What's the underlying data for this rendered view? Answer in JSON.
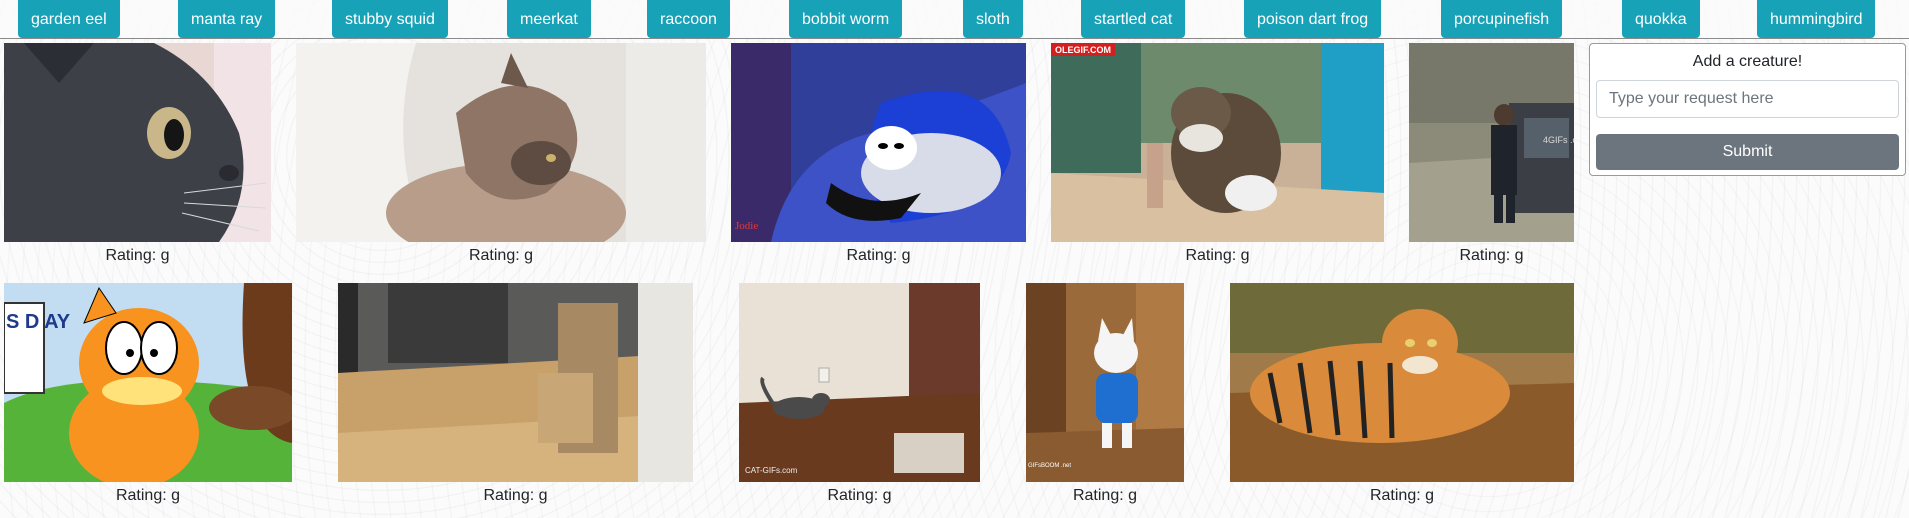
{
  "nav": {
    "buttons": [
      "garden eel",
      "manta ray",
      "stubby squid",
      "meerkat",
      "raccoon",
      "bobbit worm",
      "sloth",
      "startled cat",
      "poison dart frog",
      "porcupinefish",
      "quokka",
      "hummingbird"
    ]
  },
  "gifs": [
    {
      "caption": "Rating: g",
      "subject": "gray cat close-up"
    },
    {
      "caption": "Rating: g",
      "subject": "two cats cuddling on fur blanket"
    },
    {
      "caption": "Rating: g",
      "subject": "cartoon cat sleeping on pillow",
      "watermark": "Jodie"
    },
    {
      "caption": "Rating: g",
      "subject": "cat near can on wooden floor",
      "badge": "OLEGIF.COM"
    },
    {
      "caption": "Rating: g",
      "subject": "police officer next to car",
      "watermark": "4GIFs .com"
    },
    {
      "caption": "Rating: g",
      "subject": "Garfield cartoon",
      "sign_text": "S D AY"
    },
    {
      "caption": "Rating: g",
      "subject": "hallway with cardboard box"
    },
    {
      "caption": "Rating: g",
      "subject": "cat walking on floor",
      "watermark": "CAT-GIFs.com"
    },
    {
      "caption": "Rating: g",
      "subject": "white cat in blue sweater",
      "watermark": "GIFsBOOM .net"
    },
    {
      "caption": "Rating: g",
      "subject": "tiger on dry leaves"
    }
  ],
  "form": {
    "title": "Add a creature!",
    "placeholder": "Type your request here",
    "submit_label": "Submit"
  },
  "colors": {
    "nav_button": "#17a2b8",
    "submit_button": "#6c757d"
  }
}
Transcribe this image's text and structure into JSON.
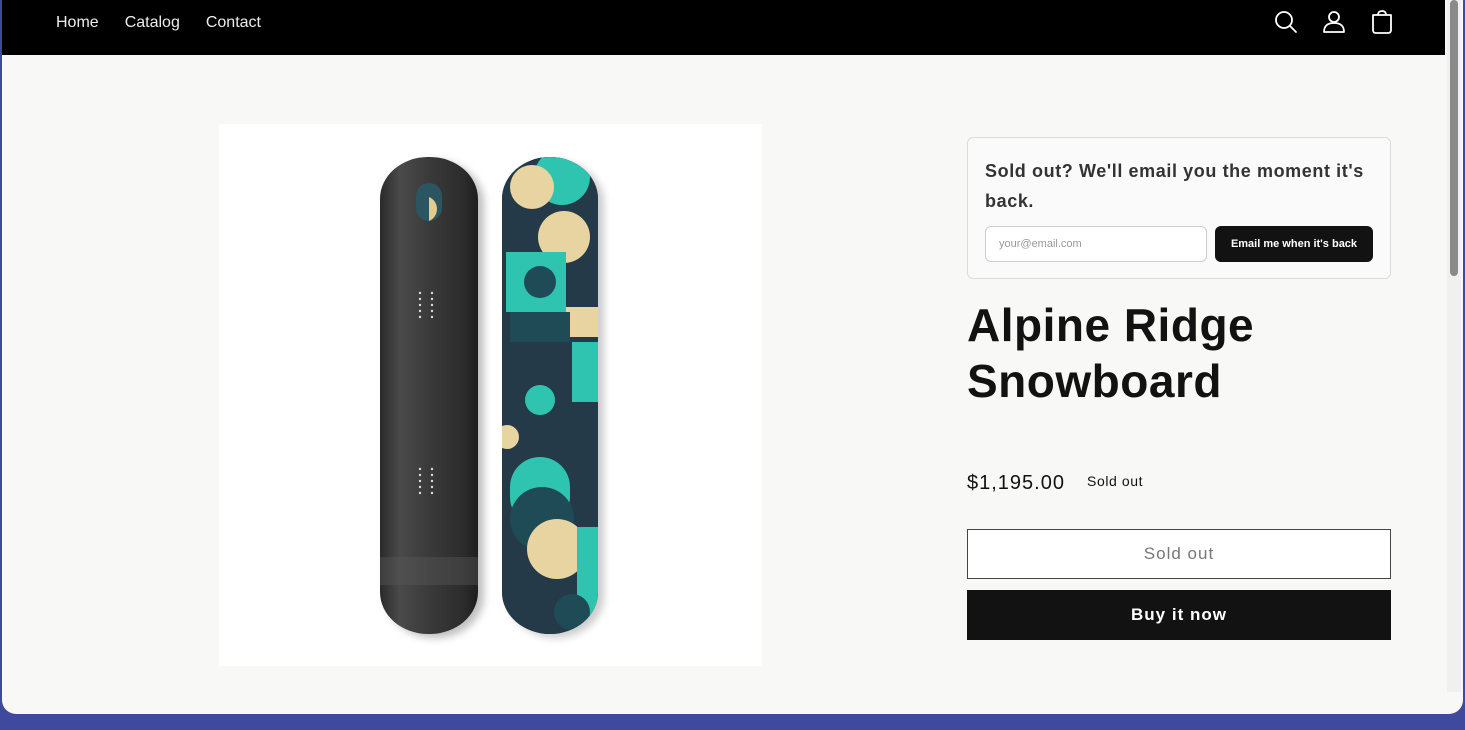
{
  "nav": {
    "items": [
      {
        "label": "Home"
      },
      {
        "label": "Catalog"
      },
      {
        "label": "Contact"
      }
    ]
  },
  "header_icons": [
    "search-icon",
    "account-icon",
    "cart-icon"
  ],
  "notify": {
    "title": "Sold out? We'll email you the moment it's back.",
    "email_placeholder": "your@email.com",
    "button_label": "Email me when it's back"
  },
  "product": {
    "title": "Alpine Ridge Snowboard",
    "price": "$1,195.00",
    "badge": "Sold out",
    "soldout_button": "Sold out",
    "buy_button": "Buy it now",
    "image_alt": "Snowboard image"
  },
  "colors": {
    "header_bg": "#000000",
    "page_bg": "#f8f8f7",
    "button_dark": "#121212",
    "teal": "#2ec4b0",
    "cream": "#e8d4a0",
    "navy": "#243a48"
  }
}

---

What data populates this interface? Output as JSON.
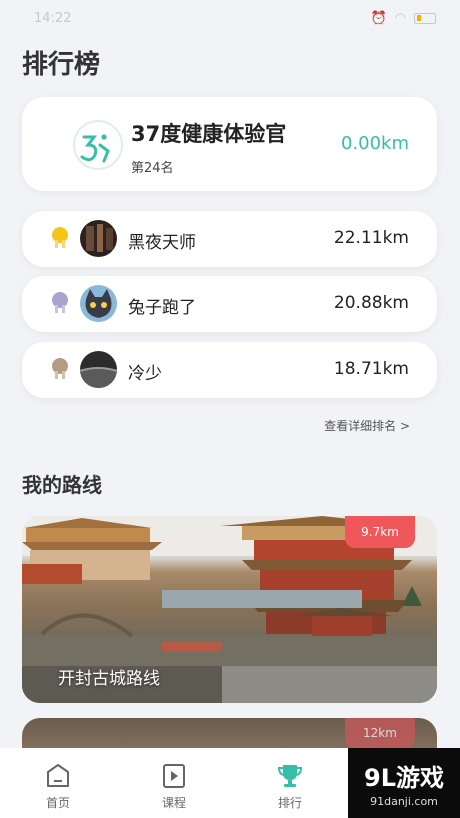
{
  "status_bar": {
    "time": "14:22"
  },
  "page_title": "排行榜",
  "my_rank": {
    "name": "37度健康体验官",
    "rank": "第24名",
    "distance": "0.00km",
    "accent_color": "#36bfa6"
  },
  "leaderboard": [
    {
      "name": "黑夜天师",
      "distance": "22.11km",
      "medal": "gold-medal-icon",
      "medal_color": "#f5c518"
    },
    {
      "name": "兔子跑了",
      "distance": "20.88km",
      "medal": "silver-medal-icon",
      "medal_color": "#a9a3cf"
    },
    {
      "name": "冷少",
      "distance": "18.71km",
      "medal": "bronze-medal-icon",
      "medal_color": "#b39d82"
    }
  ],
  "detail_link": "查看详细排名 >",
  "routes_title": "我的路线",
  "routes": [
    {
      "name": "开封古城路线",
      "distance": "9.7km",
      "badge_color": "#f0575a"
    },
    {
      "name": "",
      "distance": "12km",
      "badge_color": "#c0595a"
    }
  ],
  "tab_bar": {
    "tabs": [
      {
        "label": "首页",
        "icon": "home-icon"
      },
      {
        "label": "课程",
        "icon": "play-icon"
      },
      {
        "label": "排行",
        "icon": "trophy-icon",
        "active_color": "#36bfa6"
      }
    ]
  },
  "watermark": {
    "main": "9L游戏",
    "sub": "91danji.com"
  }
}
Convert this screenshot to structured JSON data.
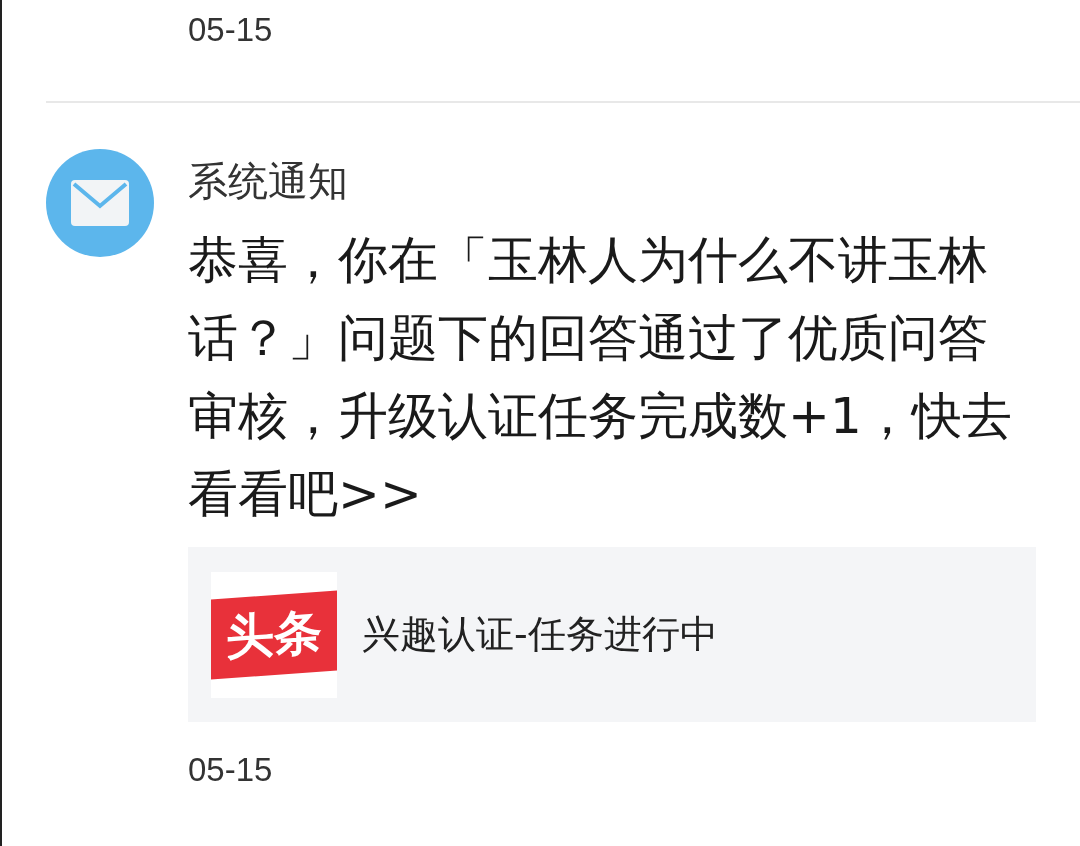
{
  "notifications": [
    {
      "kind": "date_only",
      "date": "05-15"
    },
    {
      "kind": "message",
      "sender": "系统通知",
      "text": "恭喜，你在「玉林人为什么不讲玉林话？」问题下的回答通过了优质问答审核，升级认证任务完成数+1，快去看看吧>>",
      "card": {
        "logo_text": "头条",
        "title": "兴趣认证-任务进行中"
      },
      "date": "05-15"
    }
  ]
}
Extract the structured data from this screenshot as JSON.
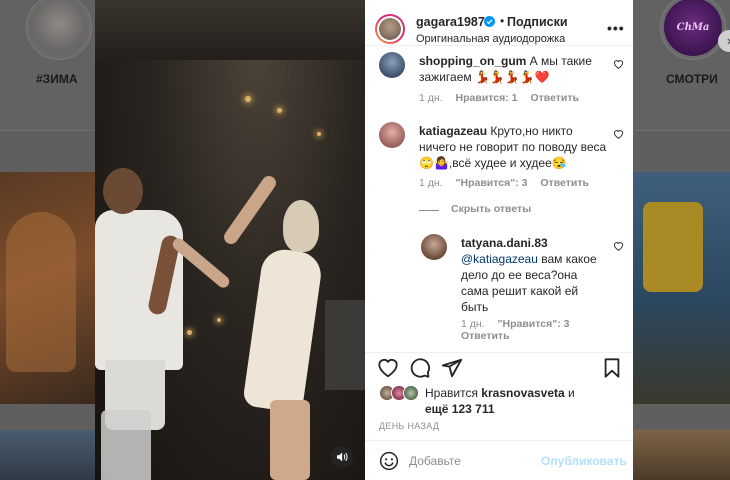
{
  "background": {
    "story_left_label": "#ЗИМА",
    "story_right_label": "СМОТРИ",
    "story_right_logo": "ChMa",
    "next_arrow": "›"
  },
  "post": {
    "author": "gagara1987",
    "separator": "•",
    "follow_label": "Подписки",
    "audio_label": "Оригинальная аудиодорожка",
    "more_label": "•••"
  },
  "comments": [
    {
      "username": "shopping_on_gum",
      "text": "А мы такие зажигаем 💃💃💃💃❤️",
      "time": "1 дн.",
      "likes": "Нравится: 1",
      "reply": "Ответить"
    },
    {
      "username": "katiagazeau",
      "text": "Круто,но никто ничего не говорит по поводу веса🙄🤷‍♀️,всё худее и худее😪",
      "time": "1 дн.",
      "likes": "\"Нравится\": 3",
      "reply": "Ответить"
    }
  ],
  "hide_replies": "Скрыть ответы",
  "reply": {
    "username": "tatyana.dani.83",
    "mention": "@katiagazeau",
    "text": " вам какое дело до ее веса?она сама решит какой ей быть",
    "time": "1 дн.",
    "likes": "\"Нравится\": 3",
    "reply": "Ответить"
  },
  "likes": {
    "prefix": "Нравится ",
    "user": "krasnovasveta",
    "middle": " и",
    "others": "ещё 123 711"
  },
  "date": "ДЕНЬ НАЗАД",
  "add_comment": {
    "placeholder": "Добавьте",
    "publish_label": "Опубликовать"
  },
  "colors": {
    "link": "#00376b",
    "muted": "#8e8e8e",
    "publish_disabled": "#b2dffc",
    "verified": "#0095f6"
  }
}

---

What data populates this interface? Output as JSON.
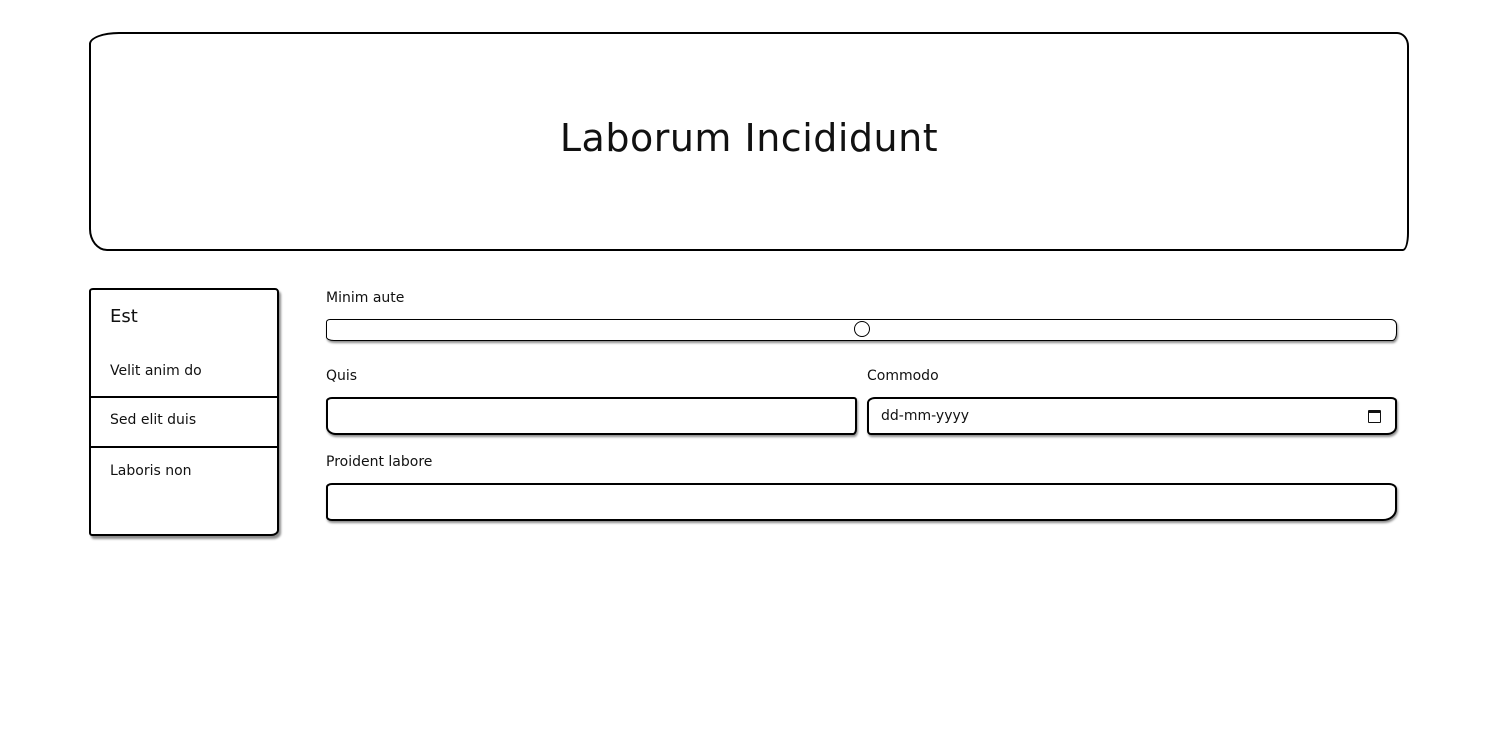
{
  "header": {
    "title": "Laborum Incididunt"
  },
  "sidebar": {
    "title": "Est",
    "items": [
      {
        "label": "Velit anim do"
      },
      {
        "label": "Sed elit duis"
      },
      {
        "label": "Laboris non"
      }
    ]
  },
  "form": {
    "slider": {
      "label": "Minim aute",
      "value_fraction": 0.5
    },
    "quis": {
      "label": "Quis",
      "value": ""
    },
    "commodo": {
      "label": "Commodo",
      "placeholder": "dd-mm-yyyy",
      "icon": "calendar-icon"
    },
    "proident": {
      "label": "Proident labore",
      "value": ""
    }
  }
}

_Given problem_: Which lines contain "Sold"? Show each of them.

_Solved problem_:
    "title": "Sold out? We'll email you the moment it's back.",
    "badge": "Sold out",
    "soldout_button": "Sold out",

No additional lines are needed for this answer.